* _WHAT IS REQUIRED_: Make an exact copy of the data below, leaving out every picture.

* _SUPPLIED ENTRIES_:

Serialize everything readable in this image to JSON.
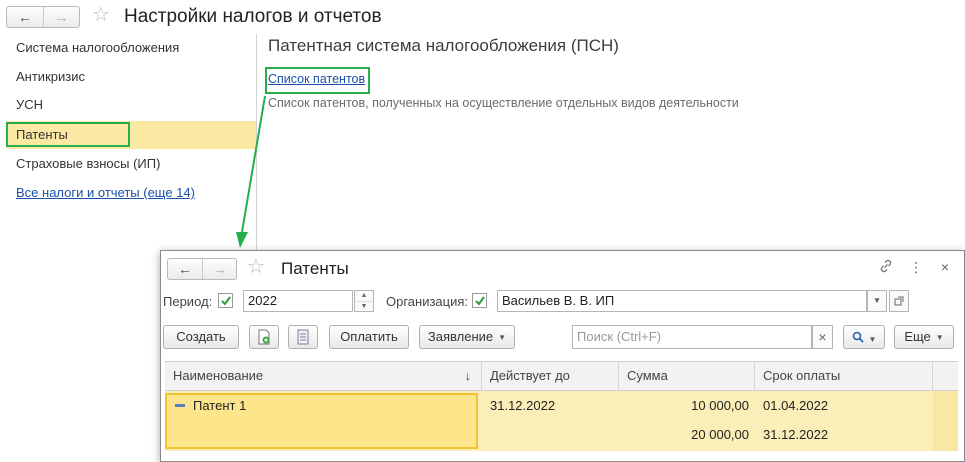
{
  "window": {
    "back_icon": "←",
    "forward_icon": "→",
    "favorite_icon": "☆",
    "title": "Настройки налогов и отчетов"
  },
  "sidebar": {
    "items": [
      {
        "label": "Система налогообложения"
      },
      {
        "label": "Антикризис"
      },
      {
        "label": "УСН"
      },
      {
        "label": "Патенты"
      },
      {
        "label": "Страховые взносы (ИП)"
      }
    ],
    "all_link": "Все налоги и отчеты (еще 14)"
  },
  "content": {
    "title": "Патентная система налогообложения (ПСН)",
    "link": "Список патентов",
    "description": "Список патентов, полученных на осуществление отдельных видов деятельности"
  },
  "popup": {
    "back_icon": "←",
    "forward_icon": "→",
    "favorite_icon": "☆",
    "title": "Патенты",
    "link_icon": "🔗",
    "more_icon": "⋮",
    "close_icon": "×",
    "filters": {
      "period_label": "Период:",
      "period_value": "2022",
      "org_label": "Организация:",
      "org_value": "Васильев В. В. ИП"
    },
    "toolbar": {
      "create": "Создать",
      "pay": "Оплатить",
      "application": "Заявление",
      "search_placeholder": "Поиск (Ctrl+F)",
      "clear_icon": "×",
      "search_icon": "🔍",
      "more": "Еще"
    },
    "table": {
      "columns": [
        "Наименование",
        "Действует до",
        "Сумма",
        "Срок оплаты"
      ],
      "sort_icon": "↓",
      "rows": [
        {
          "name": "Патент 1",
          "valid_until": "31.12.2022",
          "amount": "10 000,00",
          "due": "01.04.2022"
        },
        {
          "name": "",
          "valid_until": "",
          "amount": "20 000,00",
          "due": "31.12.2022"
        }
      ]
    }
  },
  "colors": {
    "highlight_green": "#27ae4a",
    "active_row": "#fbe8a3",
    "link_blue": "#1c50a8"
  }
}
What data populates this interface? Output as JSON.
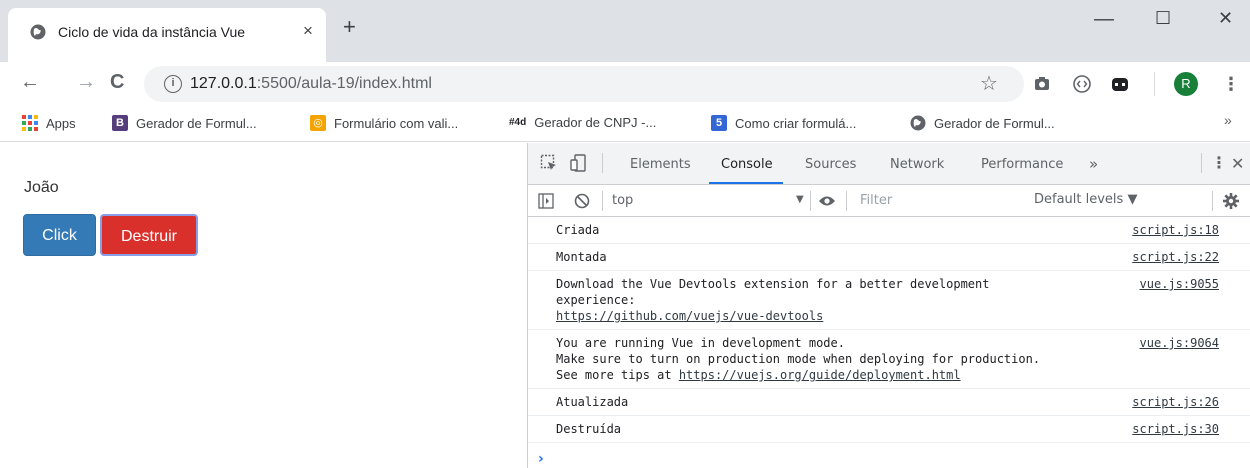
{
  "tab": {
    "title": "Ciclo de vida da instância Vue",
    "close": "×",
    "new_tab": "+"
  },
  "window": {
    "minimize": "—",
    "maximize": "☐",
    "close": "✕"
  },
  "toolbar": {
    "back": "←",
    "forward": "→",
    "reload": "C",
    "url_host": "127.0.0.1",
    "url_rest": ":5500/aula-19/index.html",
    "profile_initial": "R"
  },
  "bookmarks": {
    "items": [
      {
        "label": "Apps",
        "color": "#ea4335"
      },
      {
        "label": "Gerador de Formul...",
        "color": "#563d7c",
        "badge": "B"
      },
      {
        "label": "Formulário com vali...",
        "color": "#f4a300",
        "badge": "◎"
      },
      {
        "label": "Gerador de CNPJ -...",
        "badge": "#4d"
      },
      {
        "label": "Como criar formulá...",
        "color": "#3367d6",
        "badge": "5"
      },
      {
        "label": "Gerador de Formul..."
      }
    ],
    "more": "»"
  },
  "page": {
    "name": "João",
    "click_label": "Click",
    "destroy_label": "Destruir"
  },
  "devtools": {
    "tabs": [
      "Elements",
      "Console",
      "Sources",
      "Network",
      "Performance"
    ],
    "more_tabs": "»",
    "context": "top",
    "filter_placeholder": "Filter",
    "levels": "Default levels ▼",
    "messages": [
      {
        "text": "Criada",
        "source": "script.js:18"
      },
      {
        "text": "Montada",
        "source": "script.js:22"
      },
      {
        "text": "Download the Vue Devtools extension for a better development\nexperience:",
        "link": "https://github.com/vuejs/vue-devtools",
        "source": "vue.js:9055"
      },
      {
        "text": "You are running Vue in development mode.\nMake sure to turn on production mode when deploying for production.\nSee more tips at ",
        "link": "https://vuejs.org/guide/deployment.html",
        "inline_link": true,
        "source": "vue.js:9064"
      },
      {
        "text": "Atualizada",
        "source": "script.js:26"
      },
      {
        "text": "Destruída",
        "source": "script.js:30"
      }
    ],
    "prompt": "›"
  }
}
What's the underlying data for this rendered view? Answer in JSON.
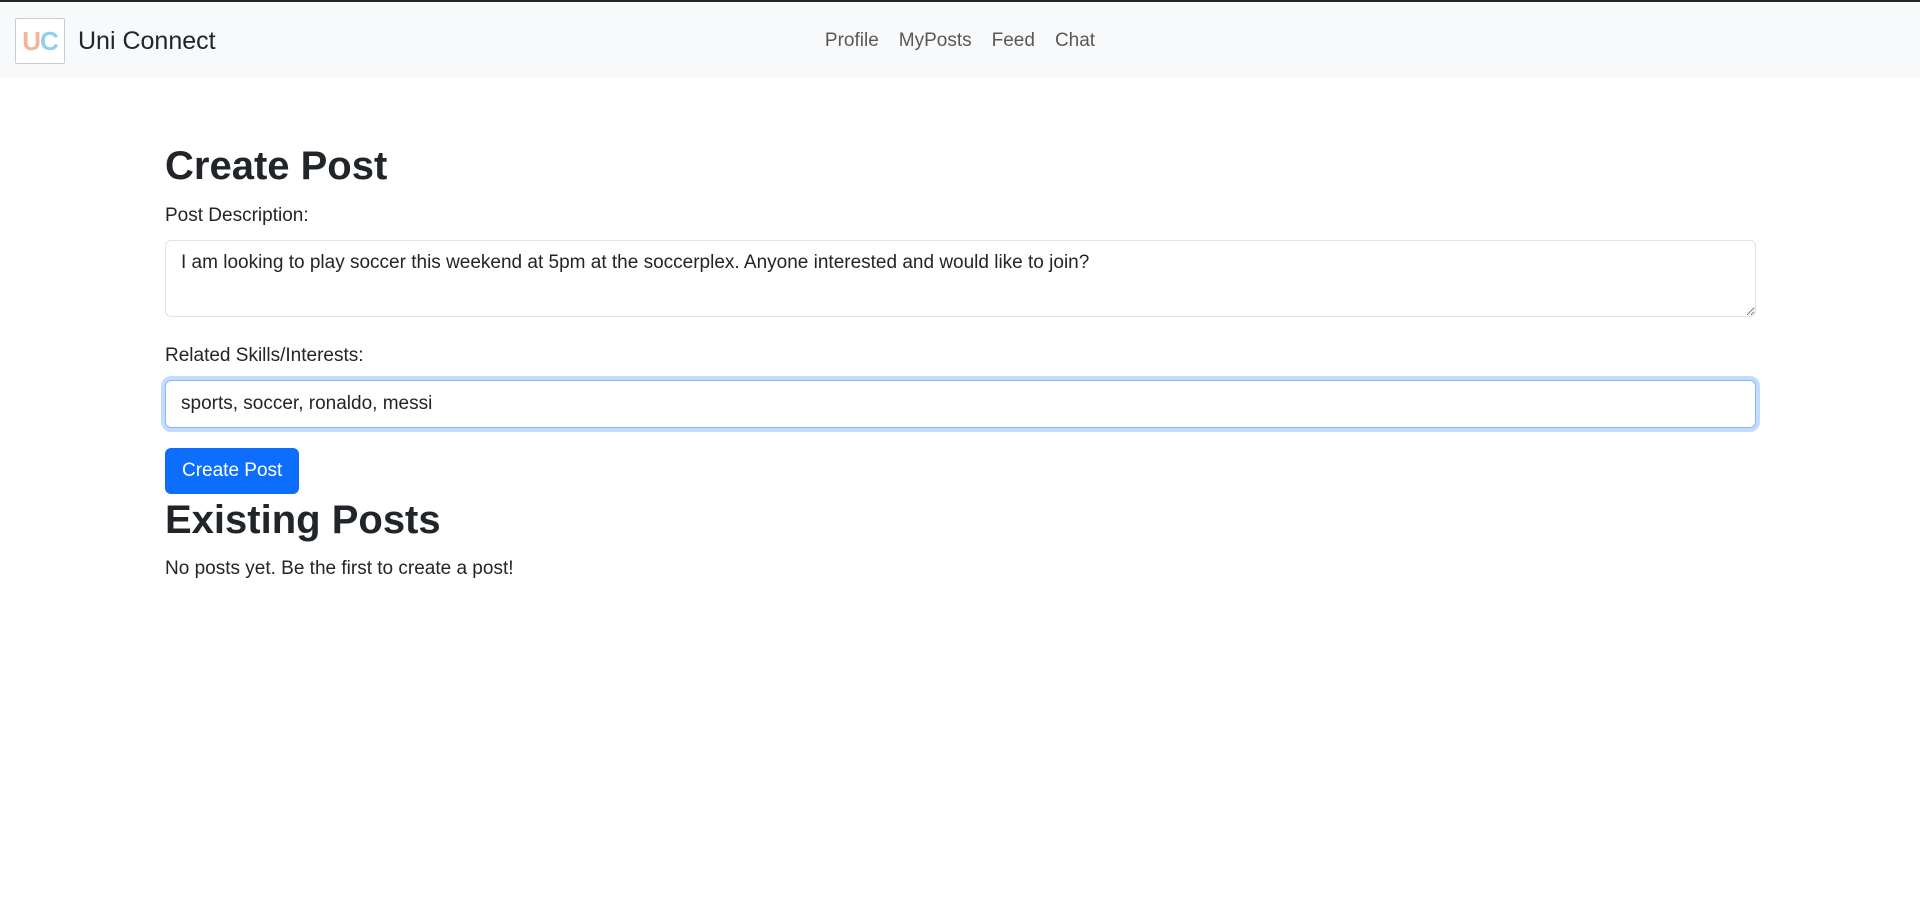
{
  "navbar": {
    "logo_text_u": "U",
    "logo_text_c": "C",
    "brand_name": "Uni Connect",
    "links": [
      "Profile",
      "MyPosts",
      "Feed",
      "Chat"
    ]
  },
  "create_post": {
    "title": "Create Post",
    "description_label": "Post Description:",
    "description_value": "I am looking to play soccer this weekend at 5pm at the soccerplex. Anyone interested and would like to join?",
    "skills_label": "Related Skills/Interests:",
    "skills_value": "sports, soccer, ronaldo, messi",
    "submit_label": "Create Post"
  },
  "existing_posts": {
    "title": "Existing Posts",
    "empty_message": "No posts yet. Be the first to create a post!"
  },
  "colors": {
    "primary": "#0d6efd",
    "navbar_bg": "#f8f9fa",
    "text": "#212529"
  }
}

* _ANSWER TO THE EXERCISE_:
Serialize everything readable in this image to JSON.
{
  "window": {
    "back_icon": "←",
    "forward_icon": "→",
    "favorite_icon": "☆",
    "title": "Настройки налогов и отчетов"
  },
  "sidebar": {
    "items": [
      {
        "label": "Система налогообложения"
      },
      {
        "label": "Антикризис"
      },
      {
        "label": "УСН"
      },
      {
        "label": "Патенты"
      },
      {
        "label": "Страховые взносы (ИП)"
      }
    ],
    "all_link": "Все налоги и отчеты (еще 14)"
  },
  "content": {
    "title": "Патентная система налогообложения (ПСН)",
    "link": "Список патентов",
    "description": "Список патентов, полученных на осуществление отдельных видов деятельности"
  },
  "popup": {
    "back_icon": "←",
    "forward_icon": "→",
    "favorite_icon": "☆",
    "title": "Патенты",
    "link_icon": "🔗",
    "more_icon": "⋮",
    "close_icon": "×",
    "filters": {
      "period_label": "Период:",
      "period_value": "2022",
      "org_label": "Организация:",
      "org_value": "Васильев В. В. ИП"
    },
    "toolbar": {
      "create": "Создать",
      "pay": "Оплатить",
      "application": "Заявление",
      "search_placeholder": "Поиск (Ctrl+F)",
      "clear_icon": "×",
      "search_icon": "🔍",
      "more": "Еще"
    },
    "table": {
      "columns": [
        "Наименование",
        "Действует до",
        "Сумма",
        "Срок оплаты"
      ],
      "sort_icon": "↓",
      "rows": [
        {
          "name": "Патент 1",
          "valid_until": "31.12.2022",
          "amount": "10 000,00",
          "due": "01.04.2022"
        },
        {
          "name": "",
          "valid_until": "",
          "amount": "20 000,00",
          "due": "31.12.2022"
        }
      ]
    }
  },
  "colors": {
    "highlight_green": "#27ae4a",
    "active_row": "#fbe8a3",
    "link_blue": "#1c50a8"
  }
}
What data populates this interface? Output as JSON.
{
  "tab": {
    "title": "Ciclo de vida da instância Vue",
    "close": "×",
    "new_tab": "+"
  },
  "window": {
    "minimize": "—",
    "maximize": "☐",
    "close": "✕"
  },
  "toolbar": {
    "back": "←",
    "forward": "→",
    "reload": "C",
    "url_host": "127.0.0.1",
    "url_rest": ":5500/aula-19/index.html",
    "profile_initial": "R"
  },
  "bookmarks": {
    "items": [
      {
        "label": "Apps",
        "color": "#ea4335"
      },
      {
        "label": "Gerador de Formul...",
        "color": "#563d7c",
        "badge": "B"
      },
      {
        "label": "Formulário com vali...",
        "color": "#f4a300",
        "badge": "◎"
      },
      {
        "label": "Gerador de CNPJ -...",
        "badge": "#4d"
      },
      {
        "label": "Como criar formulá...",
        "color": "#3367d6",
        "badge": "5"
      },
      {
        "label": "Gerador de Formul..."
      }
    ],
    "more": "»"
  },
  "page": {
    "name": "João",
    "click_label": "Click",
    "destroy_label": "Destruir"
  },
  "devtools": {
    "tabs": [
      "Elements",
      "Console",
      "Sources",
      "Network",
      "Performance"
    ],
    "more_tabs": "»",
    "context": "top",
    "filter_placeholder": "Filter",
    "levels": "Default levels ▼",
    "messages": [
      {
        "text": "Criada",
        "source": "script.js:18"
      },
      {
        "text": "Montada",
        "source": "script.js:22"
      },
      {
        "text": "Download the Vue Devtools extension for a better development\nexperience:",
        "link": "https://github.com/vuejs/vue-devtools",
        "source": "vue.js:9055"
      },
      {
        "text": "You are running Vue in development mode.\nMake sure to turn on production mode when deploying for production.\nSee more tips at ",
        "link": "https://vuejs.org/guide/deployment.html",
        "inline_link": true,
        "source": "vue.js:9064"
      },
      {
        "text": "Atualizada",
        "source": "script.js:26"
      },
      {
        "text": "Destruída",
        "source": "script.js:30"
      }
    ],
    "prompt": "›"
  }
}
What's the underlying data for this rendered view? Answer in JSON.
{
  "navbar": {
    "logo_text_u": "U",
    "logo_text_c": "C",
    "brand_name": "Uni Connect",
    "links": [
      "Profile",
      "MyPosts",
      "Feed",
      "Chat"
    ]
  },
  "create_post": {
    "title": "Create Post",
    "description_label": "Post Description:",
    "description_value": "I am looking to play soccer this weekend at 5pm at the soccerplex. Anyone interested and would like to join?",
    "skills_label": "Related Skills/Interests:",
    "skills_value": "sports, soccer, ronaldo, messi",
    "submit_label": "Create Post"
  },
  "existing_posts": {
    "title": "Existing Posts",
    "empty_message": "No posts yet. Be the first to create a post!"
  },
  "colors": {
    "primary": "#0d6efd",
    "navbar_bg": "#f8f9fa",
    "text": "#212529"
  }
}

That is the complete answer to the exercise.